EXTRAIT
____________

Anna est probablement la blogueuse la plus populaire se spécialisant dans les sujets liés au bania (sauna traditionnel russe). Depuis Saint-Pétersbourg, sa ville natale, elle parcourt le pays pour se livrer à la vapeur, décrivant ses expériences et donnant des conseils. Aujourd'hui, seulement sur Instagram, elle compte plus de 10 000 abonnés.
Offenses et compliments dans les bains russes
Les banias russes sont principalement fréquentés par des femmes et des hommes de 30 à 40 ans et plus, bien que depuis peu, ils soient également devenus populaires auprès des jeunes « cols blancs ». La première chose à laquelle il faut s'attendre dans un bain russe avec ces gens-là, c'est la discussion, qu'elle soit drôle ou désagréable, explique Anna.
Elle s'est par exemple rendue dans un bain public à Pskov avec sa sœur de dix ans, qui n'était pas prête à se déshabiller. Selon elle, la jeune fille a immédiatement été attaquée par des dames du coin, qui lui ont crié : « Qu'est-ce que tu fais ici, tu t’es crue à la piscine en venant en maillot de bain ? ». Anna a quant à elle été accusée d'avoir des tatouages : « Dieu merci, tu es venue au bania, au moins tu pourras laver ta peau ».
« Je ne suis pas un fan des jurons, surtout au bania, mais c'était une expérience super traumatisante. Je veux dire, tu viens pour te détendre et tu es tout de même obligé d'être dans un état de combat. Ce manque de respect et de liberté de choix est peut-être le problème, non seulement du bania lui-même, mais aussi en partie de l'ancienne génération dans la culture russe », affirme Anna.
On peut cependant également entendre des compliments de la part de femmes au bania, bien qu'ils soient plutôt familiers : « Quel cul vous avez, les filles, j'espère qu'il y a quelqu'un pour le toucher », « Quelle silhouette ! Si j’en avais une comme ça, je ne me serais pas mariée deux fois ». Aux bains Krasnopresnenskié, à Moscou, Anna a entendu d’autres représentantes de la gent féminine formuler le souhait suivant : « Bonne vapeur [vœu exprimé en Russie à quelqu’un sortant du bania ou de la douche], les filles, et un amant passionné pour toutes ! ».
Anna apprécie plutôt cette attitude. « Je suis grande, j'ai un corps athlétique, des épaules larges. Quand j'étais adolescente, c'était un complexe, mais au bania, tout le monde faisait des remarques sur ma stature, me comparait à une amazone ou à une déesse. Ce n'est pas sûr que ce soit ce qui a corrigé mon complexe, mais cela donne aussi un grand coup de pouce. Même vos parents ne vous disent pas toujours tout ce que vous voulez, et ici c'est l'inverse », explique la blogueuse.

____________

CONSIGNE
Relevez toutes les villes nommées dans l'extrait sur les banias russes.

EXTRAIT SOURCE
____________

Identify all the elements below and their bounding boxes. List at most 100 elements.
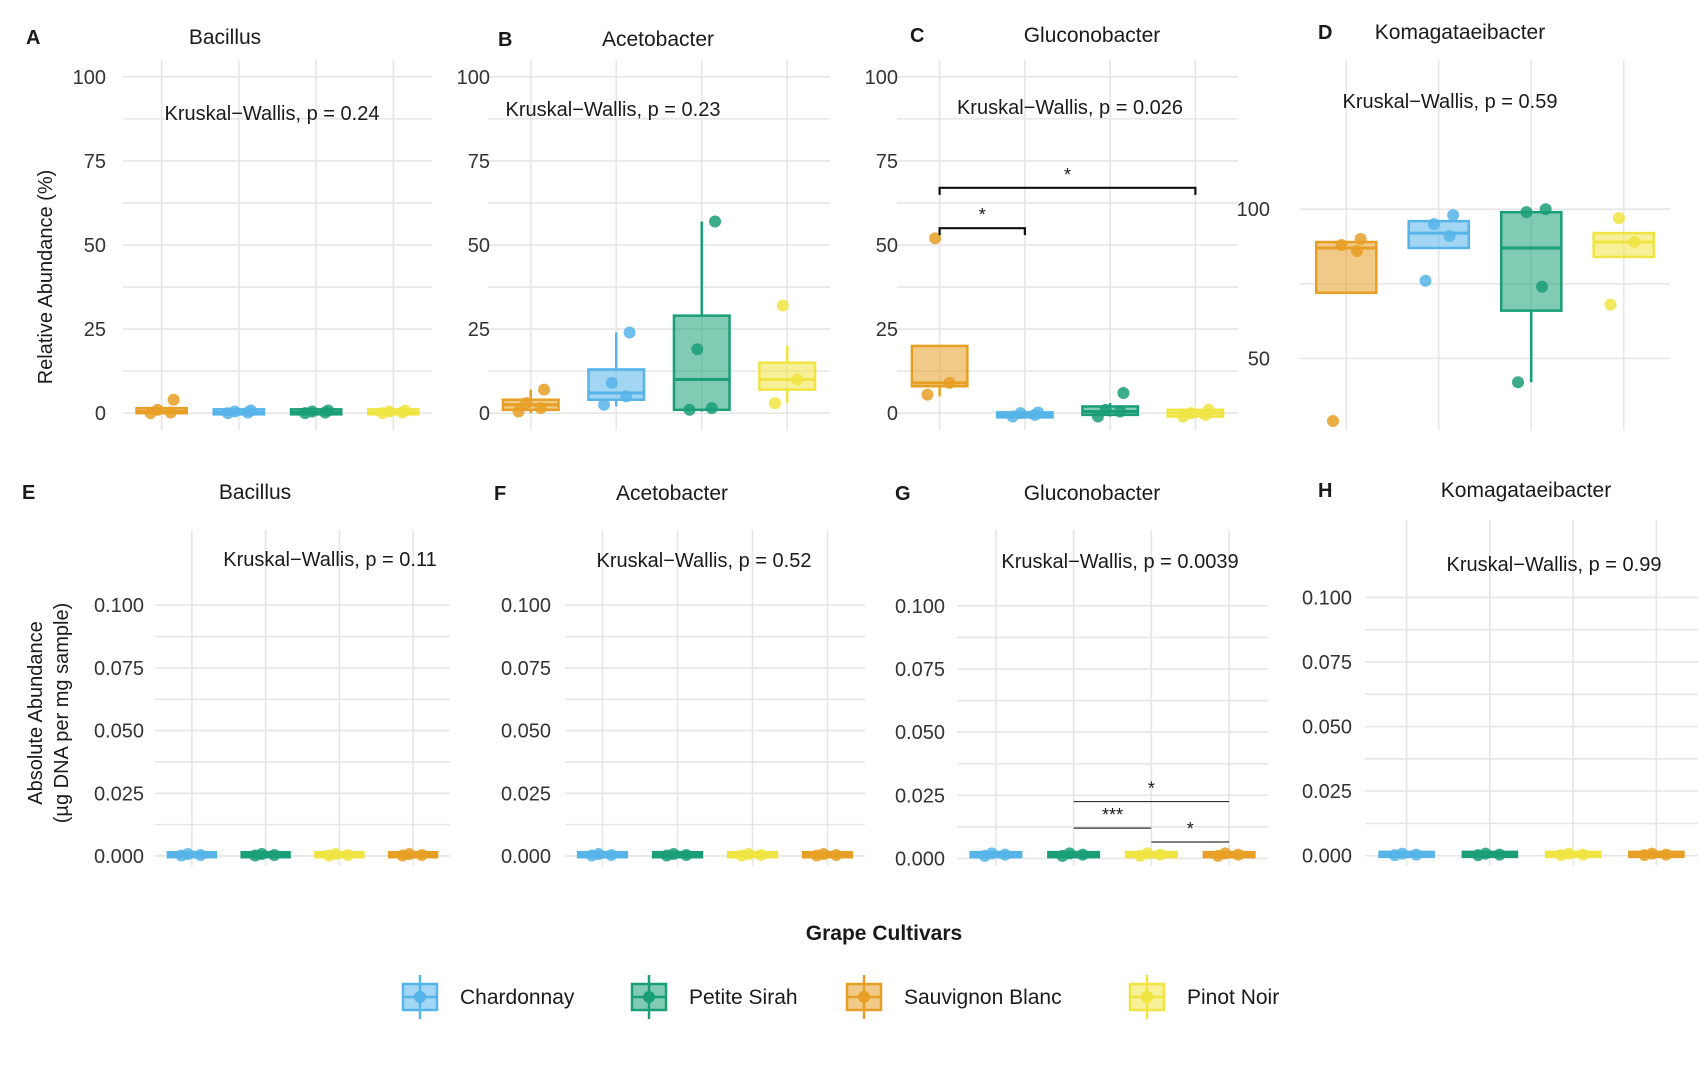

____________

RÉSULTAT
Saint-Pétersbourg, Pskov, Moscou